[BEGIN RECORDS FOR THIS EXERCISE]

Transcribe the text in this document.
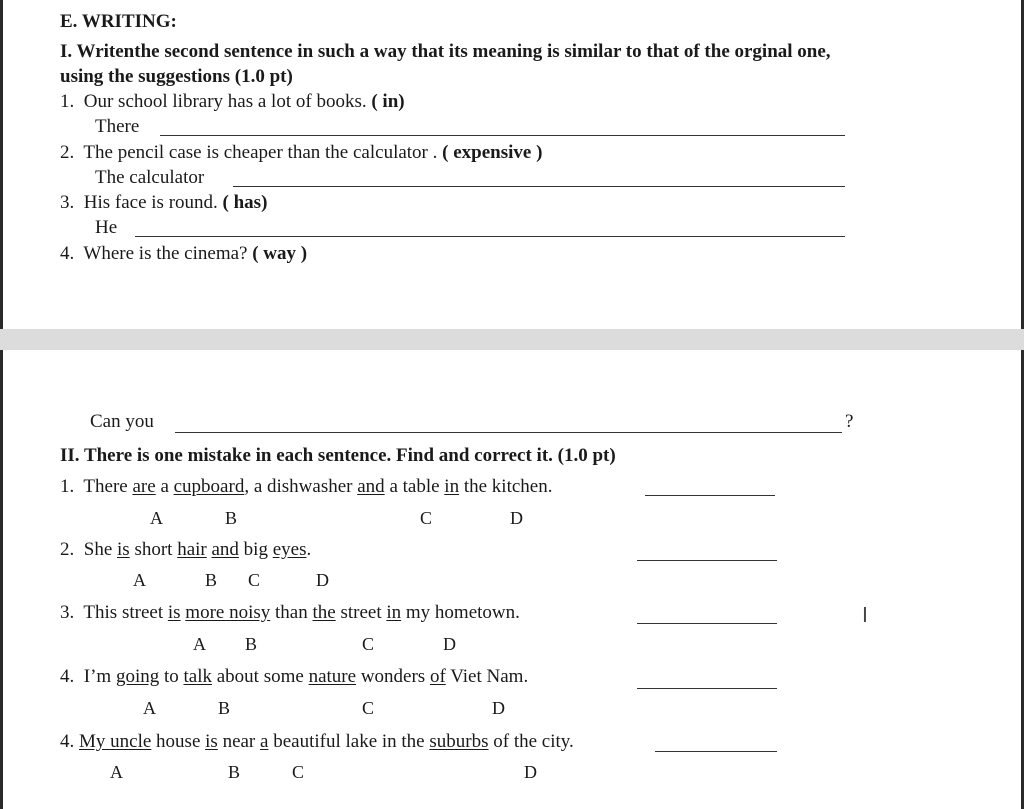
E. WRITING:
I. Writenthe second sentence in such a way that its meaning is similar to that of the orginal one,
using the suggestions (1.0 pt)
1. Our school library has a lot of books. ( in)
There
2. The pencil case is cheaper than the calculator . ( expensive )
The calculator
3. His face is round. ( has)
He
4. Where is the cinema? ( way )
Can you	?
II. There is one mistake in each sentence. Find and correct it. (1.0 pt)
1. There are a cupboard, a dishwasher and a table in the kitchen.
A	B	C	D
2. She is short hair and big eyes.
A	B C	D
3. This street is more noisy than the street in my hometown.
A B	C	D
4. I’m going to talk about some nature wonders of Viet Nam.
A	B	C	D
4. My uncle house is near a beautiful lake in the suburbs of the city.
A	B	C	D
I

[END RECORDS FOR THIS EXERCISE]

**TASK OBJECTIVE:** Quote each entry above verbatim and drop the pictures.

**RESPONSE:**
Transcribe the text in this document.
E. WRITING:
I. Writenthe second sentence in such a way that its meaning is similar to that of the orginal one,
using the suggestions (1.0 pt)
1. Our school library has a lot of books. ( in)
There
2. The pencil case is cheaper than the calculator . ( expensive )
The calculator
3. His face is round. ( has)
He
4. Where is the cinema? ( way )
Can you	?
II. There is one mistake in each sentence. Find and correct it. (1.0 pt)
1. There are a cupboard, a dishwasher and a table in the kitchen.
A	B	C	D
2. She is short hair and big eyes.
A	B C	D
3. This street is more noisy than the street in my hometown.
A B	C	D
4. I’m going to talk about some nature wonders of Viet Nam.
A	B	C	D
4. My uncle house is near a beautiful lake in the suburbs of the city.
A	B	C	D
I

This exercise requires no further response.